| Consigne 1 |
Recopiez fidèlement, dans le texte sur le traité européen relatif à l'intelligence artificielle, tout le passage allant de « Réunis lors de » jusqu'à « les risques ? ».
| Consigne 2 |
Reprenez le texte sur le traité européen relatif à l'intelligence artificielle après sa dernière phrase et poursuivez-le.

| Document source |
####
Réunis lors de leur session annuelle, les ministres des Affaires étrangères des 46 Etats membres du Conseil de l’Europe ont adopté le 17 mai un nouveau traité sur l’intelligence artificielle (IA)[1]. Il s’agit du premier traité international juridiquement contraignant en la matière. Il vise à « garantir le respect des normes juridiques en matière de droits de l’homme, de démocratie et d’Etat de droit dans le cadre du recours aux systèmes d’intelligence artificielle ».
Tirer parti des avantages et limiter les risques ?
Le traité est ouvert à la signature de pays non européens. Il entend établir « un cadre juridique qui s’applique tout au long du cycle de vie des systèmes d’IA, traite des risques que peuvent représenter ces systèmes et promeut une innovation responsable ». Pour Marija Pejčinović Burić, Secrétaire Générale du Conseil de l’Europe, la Convention-cadre sur l’intelligence artificielle, « traité international unique en son genre », « répond à la nécessité de disposer d’une norme de droit international bénéficiant du soutien d’Etats de différents continents unis par des valeurs communes, qui permet de tirer parti des avantages de l’intelligence artificielle, tout en réduisant les risques qu’elle représente ».
Le document est le résultat du travail du Comité sur l’intelligence artificielle [2], un organe intergouvernemental. Afin de rédiger ce traité, il a rassemblé les 46 Etats membres du Conseil de l’Europe, l’Union européenne et 11 Etats non membres[3], ainsi que « des représentants issus du secteur privé, de la société civile et du monde universitaire, intervenant en qualité d’observateurs ».
La convention prévoit deux façons de se conformer à ses principes et à ses obligations dans le cadre de la règlementation du secteur privé. Ainsi, « les parties peuvent choisir d’être directement soumises aux dispositions applicables de la convention » ou bien de « prendre d’autres mesures pour se conformer aux dispositions du traité, sans déroger à leurs obligations internationales en matière de protection des droits de l’homme, de la démocratie et de l’Etat de droit ». Une approche nécessaire « en raison des disparités existant entre les systèmes juridiques des différents pays ».
####
| Données fournies |
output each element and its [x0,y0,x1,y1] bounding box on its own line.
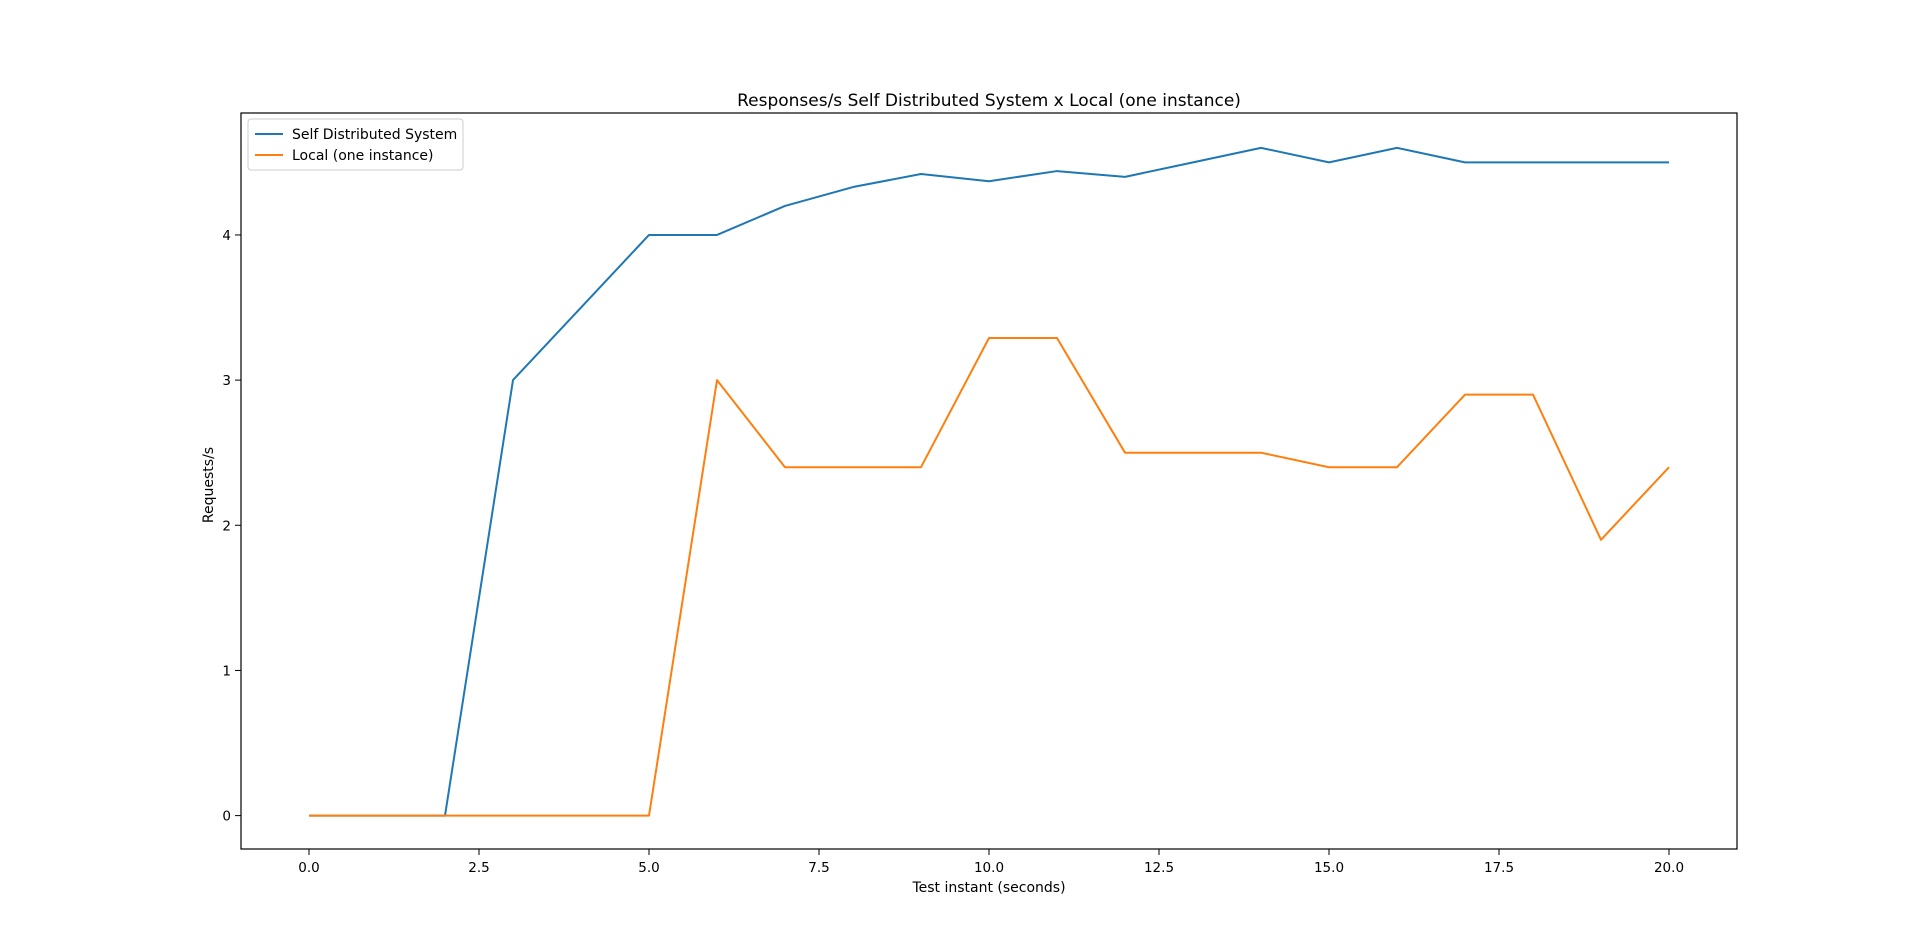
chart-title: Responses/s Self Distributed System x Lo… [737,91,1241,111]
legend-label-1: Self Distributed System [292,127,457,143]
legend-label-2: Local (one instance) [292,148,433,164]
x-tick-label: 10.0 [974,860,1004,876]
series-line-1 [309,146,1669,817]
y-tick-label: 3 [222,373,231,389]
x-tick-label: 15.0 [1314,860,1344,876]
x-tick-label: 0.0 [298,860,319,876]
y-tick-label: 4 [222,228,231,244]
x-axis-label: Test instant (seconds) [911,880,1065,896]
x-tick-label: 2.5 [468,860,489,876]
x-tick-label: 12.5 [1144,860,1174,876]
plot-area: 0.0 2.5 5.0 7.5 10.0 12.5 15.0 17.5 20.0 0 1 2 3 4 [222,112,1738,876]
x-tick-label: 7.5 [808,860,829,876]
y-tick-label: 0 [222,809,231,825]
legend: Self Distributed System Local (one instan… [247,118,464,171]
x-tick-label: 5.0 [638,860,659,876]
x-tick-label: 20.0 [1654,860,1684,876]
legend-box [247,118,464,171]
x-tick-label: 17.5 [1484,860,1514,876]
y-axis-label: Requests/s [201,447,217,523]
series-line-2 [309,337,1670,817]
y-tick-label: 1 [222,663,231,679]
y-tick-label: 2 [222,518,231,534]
####
| Réponse finale 1 |
Réunis lors de leur session annuelle, les ministres des Affaires étrangères des 46 Etats membres du Conseil de l’Europe ont adopté le 17 mai un nouveau traité sur l’intelligence artificielle (IA)[1]. Il s’agit du premier traité international juridiquement contraignant en la matière. Il vise à « garantir le respect des normes juridiques en matière de droits de l’homme, de démocratie et d’Etat de droit dans le cadre du recours aux systèmes d’intelligence artificielle ».
Tirer parti des avantages et limiter les risques ?

| Réponse finale 2 |
« Déterminer les responsabilités et établir l’obligation de rendre des comptes »
Parmi les « exigences de transparence et de contrôle », il s’agira notamment d’identifier les contenus générés par les systèmes d’IA, et les personnes qui interagissent avec eux « devraient être informées qu’elles interagissent avec un tel système ». En outre, « les parties devront adopter des mesures pour identifier, évaluer, prévenir et atténuer les risques éventuels et évaluer la nécessité d’un moratoire, d’une interdiction ou d’autres mesures appropriées concernant l’utilisation de systèmes d’IA, lorsque cette utilisation est susceptible de présenter des risques incompatibles avec les normes relatives aux droits de l’homme ». Elles devront également « déterminer les responsabilités et établir l’obligation de rendre des comptes en cas d’impacts négatifs, veiller à ce que les systèmes d’IA respectent l’égalité, y compris l’égalité de genre, garantir l’interdiction de la discrimination et la protection de la vie privée ».
En revanche, « la convention ne s’appliquera pas aux questions de défense nationale, ni aux activités de recherche et de développement, sauf si la mise à l’essai de systèmes d’IA est susceptible d’interférer avec les droits de l’homme, la démocratie et l’Etat de droit ». « Le traité exige des parties qu’elles adoptent des mesures pour veiller à ce que les systèmes d’IA ne soient pas utilisés pour porter atteinte aux institutions et aux processus démocratiques ».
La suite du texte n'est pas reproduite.